Böyle bir arayış içine girmek çoğu kişi için yapılması çok zordu. Bunu yerine getirmek için, ailesinden, sahip olduğu zenginliklerden ve kendisine miras kalacak olan küçük krallığından uzaklaşmak zorundaydı. Arayış, uzun yıllar sürdü. En sonunda, bir Hint İnciri ağacının altında aydınlanmaya ulaştı ve dünyanın en büyük inançlarından biri olan Budizmin kurucusu, yani “Aydınlanmış Bir” oldu.
Aydınlanması
Buda’nın aydınlanmaya ulaşmak için izlediği yol; iç gözlem, sadelik, denge, şefkat ve sevgi yoluydu. Bu ideal, Hindistanda, Güney Asya’da, Assam’dan Afganistan’a ve Keşmir’den Sri Lanka’ya kadar uzanan geniş bir coğrafyada taraftar buldu. Daha sonra Çin, Kore, Japonya, Orta Asya ve Moğolistan’da yüz binlerce izleyici bularak yayıldı.
Buda’nın hayat hikayesini izlersek Nepal’deki Lumbini’de bulunan doğum yerinden Kuzey Hindistan’a doğru gitmeli; altında aydınlandığı Hint İnciri ağacının bulunduğu Bihar eyaletinin Bodh Gaya bölgesine gelmeli; ilk dersini verdiği Sarnath şehrine ve vefat ettiği Kushinagar kasabasına ulaşmalıyız.
Buda, vefat ettiğinde 80 yaşındaydı. Budistler, Buda’nın Kushinagar’da vefatını Parinirvana, ya da Nirvana’nın en üst aşaması olarak kabul ederler. Buda’nın ölümünden hemen önce bir öğrencisi, ölümünden sonra ona saygılarını en iyi nasıl sunabileceklerini sordu. Buda’nın cevabı: “İnançlı birinin ziyaret etmesi ve saygı duyması gereken dört yer vardır” şeklinde oldu. Bu dört yer; Lumbini, Bodh Gaya, Sarnath ve Kushinagar’dır.

Mevcut veriler >>
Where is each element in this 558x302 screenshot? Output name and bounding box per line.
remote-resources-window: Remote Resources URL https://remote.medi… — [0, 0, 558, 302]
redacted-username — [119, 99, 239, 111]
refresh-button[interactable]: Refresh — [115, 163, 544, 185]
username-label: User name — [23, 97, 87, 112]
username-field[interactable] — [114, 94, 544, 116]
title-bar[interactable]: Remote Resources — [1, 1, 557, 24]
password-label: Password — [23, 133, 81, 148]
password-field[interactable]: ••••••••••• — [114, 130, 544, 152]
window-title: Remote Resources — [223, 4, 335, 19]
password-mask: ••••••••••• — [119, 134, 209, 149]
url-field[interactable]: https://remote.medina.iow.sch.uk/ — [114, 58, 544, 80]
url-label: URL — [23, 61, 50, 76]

Kısa görev A >> Buda’nın hayatını anlatan metinden, "Böyle bir arayış" sözlerinin bulunduğu yerden başlayıp "izleyici bularak yayıldı." sözlerinden sonra bitecek şekilde bölümü aynen yeniden verin.
Kısa görev B >> Kayıtların en başındaki satırdan başlayıp "username-field[interactable] — [114, 94, 544, 116]" ifadesini içeren satırdan sonra durarak, bu satır da dahil olmak üzere satırları aynen yazıya geçirin.

Alıştırma cevabı A >>
Böyle bir arayış içine girmek çoğu kişi için yapılması çok zordu. Bunu yerine getirmek için, ailesinden, sahip olduğu zenginliklerden ve kendisine miras kalacak olan küçük krallığından uzaklaşmak zorundaydı. Arayış, uzun yıllar sürdü. En sonunda, bir Hint İnciri ağacının altında aydınlanmaya ulaştı ve dünyanın en büyük inançlarından biri olan Budizmin kurucusu, yani “Aydınlanmış Bir” oldu.
Aydınlanması
Buda’nın aydınlanmaya ulaşmak için izlediği yol; iç gözlem, sadelik, denge, şefkat ve sevgi yoluydu. Bu ideal, Hindistanda, Güney Asya’da, Assam’dan Afganistan’a ve Keşmir’den Sri Lanka’ya kadar uzanan geniş bir coğrafyada taraftar buldu. Daha sonra Çin, Kore, Japonya, Orta Asya ve Moğolistan’da yüz binlerce izleyici bularak yayıldı.

Alıştırma cevabı B >>
Where is each element in this 558x302 screenshot? Output name and bounding box per line.
remote-resources-window: Remote Resources URL https://remote.medi… — [0, 0, 558, 302]
redacted-username — [119, 99, 239, 111]
refresh-button[interactable]: Refresh — [115, 163, 544, 185]
username-label: User name — [23, 97, 87, 112]
username-field[interactable] — [114, 94, 544, 116]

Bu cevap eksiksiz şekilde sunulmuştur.